> WHAT IS NEEDED
Quote every line as given.

> GIVEN DATA

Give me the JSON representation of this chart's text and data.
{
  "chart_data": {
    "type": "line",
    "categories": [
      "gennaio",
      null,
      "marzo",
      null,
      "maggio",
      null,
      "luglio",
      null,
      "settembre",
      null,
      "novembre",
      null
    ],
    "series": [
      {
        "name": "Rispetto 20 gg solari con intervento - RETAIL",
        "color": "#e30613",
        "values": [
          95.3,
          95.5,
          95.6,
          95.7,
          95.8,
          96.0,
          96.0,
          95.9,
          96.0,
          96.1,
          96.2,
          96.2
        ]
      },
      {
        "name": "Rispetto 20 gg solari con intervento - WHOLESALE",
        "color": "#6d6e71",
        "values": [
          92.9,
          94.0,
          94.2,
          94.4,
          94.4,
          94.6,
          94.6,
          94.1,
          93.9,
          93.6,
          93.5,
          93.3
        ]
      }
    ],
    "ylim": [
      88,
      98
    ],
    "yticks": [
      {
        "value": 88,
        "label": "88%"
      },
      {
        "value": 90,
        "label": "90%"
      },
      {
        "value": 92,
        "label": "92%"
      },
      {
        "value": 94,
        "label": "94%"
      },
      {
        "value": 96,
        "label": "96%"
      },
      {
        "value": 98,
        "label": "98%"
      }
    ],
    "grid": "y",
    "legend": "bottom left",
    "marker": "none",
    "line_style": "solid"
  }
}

> WRITTEN REPLY
Give me the JSON representation of this chart's text and data.
{
  "chart_data": {
    "type": "line",
    "categories": [
      "gennaio",
      null,
      "marzo",
      null,
      "maggio",
      null,
      "luglio",
      null,
      "settembre",
      null,
      "novembre",
      null
    ],
    "series": [
      {
        "name": "Rispetto 20 gg solari con intervento - RETAIL",
        "color": "#e30613",
        "values": [
          95.3,
          95.5,
          95.6,
          95.7,
          95.8,
          96.0,
          96.0,
          95.9,
          96.0,
          96.1,
          96.2,
          96.2
        ]
      },
      {
        "name": "Rispetto 20 gg solari con intervento - WHOLESALE",
        "color": "#6d6e71",
        "values": [
          92.9,
          94.0,
          94.2,
          94.4,
          94.4,
          94.6,
          94.6,
          94.1,
          93.9,
          93.6,
          93.5,
          93.3
        ]
      }
    ],
    "ylim": [
      88,
      98
    ],
    "yticks": [
      {
        "value": 88,
        "label": "88%"
      },
      {
        "value": 90,
        "label": "90%"
      },
      {
        "value": 92,
        "label": "92%"
      },
      {
        "value": 94,
        "label": "94%"
      },
      {
        "value": 96,
        "label": "96%"
      },
      {
        "value": 98,
        "label": "98%"
      }
    ],
    "grid": "y",
    "legend": "bottom left",
    "marker": "none",
    "line_style": "solid"
  }
}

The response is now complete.